Extracts from a graphics dataset:
* * *

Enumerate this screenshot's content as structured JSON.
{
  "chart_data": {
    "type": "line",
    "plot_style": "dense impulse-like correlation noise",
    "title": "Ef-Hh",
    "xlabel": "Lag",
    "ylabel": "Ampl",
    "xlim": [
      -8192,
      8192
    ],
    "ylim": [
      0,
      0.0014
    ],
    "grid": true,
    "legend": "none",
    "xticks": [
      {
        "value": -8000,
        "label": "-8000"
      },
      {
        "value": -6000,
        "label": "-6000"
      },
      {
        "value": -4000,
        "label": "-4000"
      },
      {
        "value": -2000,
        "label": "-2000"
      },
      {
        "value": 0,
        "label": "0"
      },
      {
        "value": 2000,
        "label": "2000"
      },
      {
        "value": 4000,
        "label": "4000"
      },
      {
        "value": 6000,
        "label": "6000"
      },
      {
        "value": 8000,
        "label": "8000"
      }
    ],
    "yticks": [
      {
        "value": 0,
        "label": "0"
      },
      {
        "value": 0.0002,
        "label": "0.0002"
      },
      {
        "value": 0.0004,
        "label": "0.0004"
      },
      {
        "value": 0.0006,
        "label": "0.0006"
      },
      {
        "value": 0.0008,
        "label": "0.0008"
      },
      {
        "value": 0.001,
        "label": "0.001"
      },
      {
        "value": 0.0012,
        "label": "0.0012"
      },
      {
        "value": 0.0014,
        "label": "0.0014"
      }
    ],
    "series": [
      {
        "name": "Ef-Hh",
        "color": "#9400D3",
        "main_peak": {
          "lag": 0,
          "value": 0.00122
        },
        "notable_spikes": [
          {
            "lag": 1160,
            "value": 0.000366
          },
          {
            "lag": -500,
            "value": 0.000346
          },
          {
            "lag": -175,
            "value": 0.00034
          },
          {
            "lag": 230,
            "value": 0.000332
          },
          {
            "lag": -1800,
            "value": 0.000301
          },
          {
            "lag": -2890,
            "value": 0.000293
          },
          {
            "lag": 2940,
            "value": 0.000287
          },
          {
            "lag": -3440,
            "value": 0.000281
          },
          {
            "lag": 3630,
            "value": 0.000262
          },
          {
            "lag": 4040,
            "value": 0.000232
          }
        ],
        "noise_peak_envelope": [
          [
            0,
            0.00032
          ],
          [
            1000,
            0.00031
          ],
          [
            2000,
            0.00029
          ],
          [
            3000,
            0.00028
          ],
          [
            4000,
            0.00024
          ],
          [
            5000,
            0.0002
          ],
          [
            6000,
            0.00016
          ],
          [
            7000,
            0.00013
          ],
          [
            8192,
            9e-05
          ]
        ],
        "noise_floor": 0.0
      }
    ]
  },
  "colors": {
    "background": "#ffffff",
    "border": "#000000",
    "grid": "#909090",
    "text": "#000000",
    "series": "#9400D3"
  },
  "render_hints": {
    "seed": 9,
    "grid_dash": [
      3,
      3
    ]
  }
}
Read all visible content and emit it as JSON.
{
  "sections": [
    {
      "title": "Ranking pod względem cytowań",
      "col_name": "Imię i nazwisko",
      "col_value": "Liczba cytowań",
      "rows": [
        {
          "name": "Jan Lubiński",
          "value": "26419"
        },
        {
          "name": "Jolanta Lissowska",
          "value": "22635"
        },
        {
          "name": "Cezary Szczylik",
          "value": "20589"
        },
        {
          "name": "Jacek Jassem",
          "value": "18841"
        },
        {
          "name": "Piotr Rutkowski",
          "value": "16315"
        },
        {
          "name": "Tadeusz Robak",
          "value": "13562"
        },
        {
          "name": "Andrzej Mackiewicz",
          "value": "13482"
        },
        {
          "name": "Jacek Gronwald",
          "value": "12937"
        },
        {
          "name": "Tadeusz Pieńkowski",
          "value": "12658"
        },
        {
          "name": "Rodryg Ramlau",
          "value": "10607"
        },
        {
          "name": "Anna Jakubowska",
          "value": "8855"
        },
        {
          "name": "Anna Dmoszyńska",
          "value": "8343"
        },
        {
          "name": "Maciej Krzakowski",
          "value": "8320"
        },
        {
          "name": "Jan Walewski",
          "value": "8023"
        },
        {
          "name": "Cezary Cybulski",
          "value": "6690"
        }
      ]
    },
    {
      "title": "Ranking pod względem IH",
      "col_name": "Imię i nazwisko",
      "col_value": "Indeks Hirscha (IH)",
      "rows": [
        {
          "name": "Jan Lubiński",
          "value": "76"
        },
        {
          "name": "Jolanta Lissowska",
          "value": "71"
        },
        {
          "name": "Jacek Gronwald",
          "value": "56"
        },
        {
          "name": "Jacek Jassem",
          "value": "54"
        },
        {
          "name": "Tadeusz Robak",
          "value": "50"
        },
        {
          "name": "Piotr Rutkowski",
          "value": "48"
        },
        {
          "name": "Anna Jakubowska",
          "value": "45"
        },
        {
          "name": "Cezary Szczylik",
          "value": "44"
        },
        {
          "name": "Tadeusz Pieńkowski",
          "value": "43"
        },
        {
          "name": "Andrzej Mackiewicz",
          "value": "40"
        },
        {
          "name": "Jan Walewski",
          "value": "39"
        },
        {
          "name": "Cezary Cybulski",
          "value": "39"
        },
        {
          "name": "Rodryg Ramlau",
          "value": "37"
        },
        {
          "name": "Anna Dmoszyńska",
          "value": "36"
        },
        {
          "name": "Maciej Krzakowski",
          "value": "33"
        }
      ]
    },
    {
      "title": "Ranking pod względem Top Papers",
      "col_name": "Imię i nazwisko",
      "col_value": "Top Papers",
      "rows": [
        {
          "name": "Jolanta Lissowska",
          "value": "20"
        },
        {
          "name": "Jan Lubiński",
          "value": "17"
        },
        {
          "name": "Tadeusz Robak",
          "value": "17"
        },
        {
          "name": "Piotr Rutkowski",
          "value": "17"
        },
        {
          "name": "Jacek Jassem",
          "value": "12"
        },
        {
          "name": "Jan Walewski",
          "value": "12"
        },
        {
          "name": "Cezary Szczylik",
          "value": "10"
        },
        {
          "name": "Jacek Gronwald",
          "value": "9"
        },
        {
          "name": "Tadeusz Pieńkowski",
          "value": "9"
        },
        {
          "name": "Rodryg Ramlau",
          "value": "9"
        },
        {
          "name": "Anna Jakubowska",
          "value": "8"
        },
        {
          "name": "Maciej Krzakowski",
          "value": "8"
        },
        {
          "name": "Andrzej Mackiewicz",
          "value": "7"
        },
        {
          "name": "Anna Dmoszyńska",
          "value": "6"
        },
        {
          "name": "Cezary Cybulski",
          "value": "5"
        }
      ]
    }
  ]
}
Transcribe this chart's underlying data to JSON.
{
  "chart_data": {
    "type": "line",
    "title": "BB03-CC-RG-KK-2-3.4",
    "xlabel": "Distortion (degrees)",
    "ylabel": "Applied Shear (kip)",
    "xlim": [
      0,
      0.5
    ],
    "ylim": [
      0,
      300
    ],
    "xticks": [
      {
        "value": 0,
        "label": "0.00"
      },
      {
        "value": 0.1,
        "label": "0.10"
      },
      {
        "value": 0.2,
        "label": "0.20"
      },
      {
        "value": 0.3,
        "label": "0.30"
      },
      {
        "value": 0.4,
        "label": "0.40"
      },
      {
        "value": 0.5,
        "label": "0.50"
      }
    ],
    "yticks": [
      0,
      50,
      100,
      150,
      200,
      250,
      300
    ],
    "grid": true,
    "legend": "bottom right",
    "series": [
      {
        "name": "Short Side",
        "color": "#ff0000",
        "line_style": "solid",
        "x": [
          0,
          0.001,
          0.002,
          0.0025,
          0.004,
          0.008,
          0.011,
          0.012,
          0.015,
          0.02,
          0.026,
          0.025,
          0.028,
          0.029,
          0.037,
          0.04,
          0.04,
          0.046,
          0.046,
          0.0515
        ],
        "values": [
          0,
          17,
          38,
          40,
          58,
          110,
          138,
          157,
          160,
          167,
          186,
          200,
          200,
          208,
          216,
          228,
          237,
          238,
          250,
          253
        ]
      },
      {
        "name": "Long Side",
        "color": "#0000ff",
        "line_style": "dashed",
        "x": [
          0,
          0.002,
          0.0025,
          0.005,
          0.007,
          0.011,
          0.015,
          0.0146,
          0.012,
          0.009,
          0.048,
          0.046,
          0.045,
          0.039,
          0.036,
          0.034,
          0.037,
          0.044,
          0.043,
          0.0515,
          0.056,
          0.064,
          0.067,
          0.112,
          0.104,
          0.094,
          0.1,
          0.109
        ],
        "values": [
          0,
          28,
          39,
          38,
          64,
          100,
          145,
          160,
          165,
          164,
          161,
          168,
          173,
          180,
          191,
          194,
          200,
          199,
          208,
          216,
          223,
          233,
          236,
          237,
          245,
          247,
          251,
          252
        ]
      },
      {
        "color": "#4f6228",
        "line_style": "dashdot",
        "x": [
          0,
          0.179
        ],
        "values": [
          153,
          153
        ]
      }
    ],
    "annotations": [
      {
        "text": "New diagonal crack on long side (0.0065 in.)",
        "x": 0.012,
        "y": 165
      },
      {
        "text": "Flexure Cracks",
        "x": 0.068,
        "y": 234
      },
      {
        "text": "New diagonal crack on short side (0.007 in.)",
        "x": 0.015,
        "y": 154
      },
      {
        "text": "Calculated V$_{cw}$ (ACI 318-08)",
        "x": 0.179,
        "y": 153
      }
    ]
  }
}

* * *

Find each line that has the word "content", then copy it out.

SOLUTION FOR THIS TASK:
Enumerate this screenshot's content as structured JSON.
Read all visible content and emit it as JSON.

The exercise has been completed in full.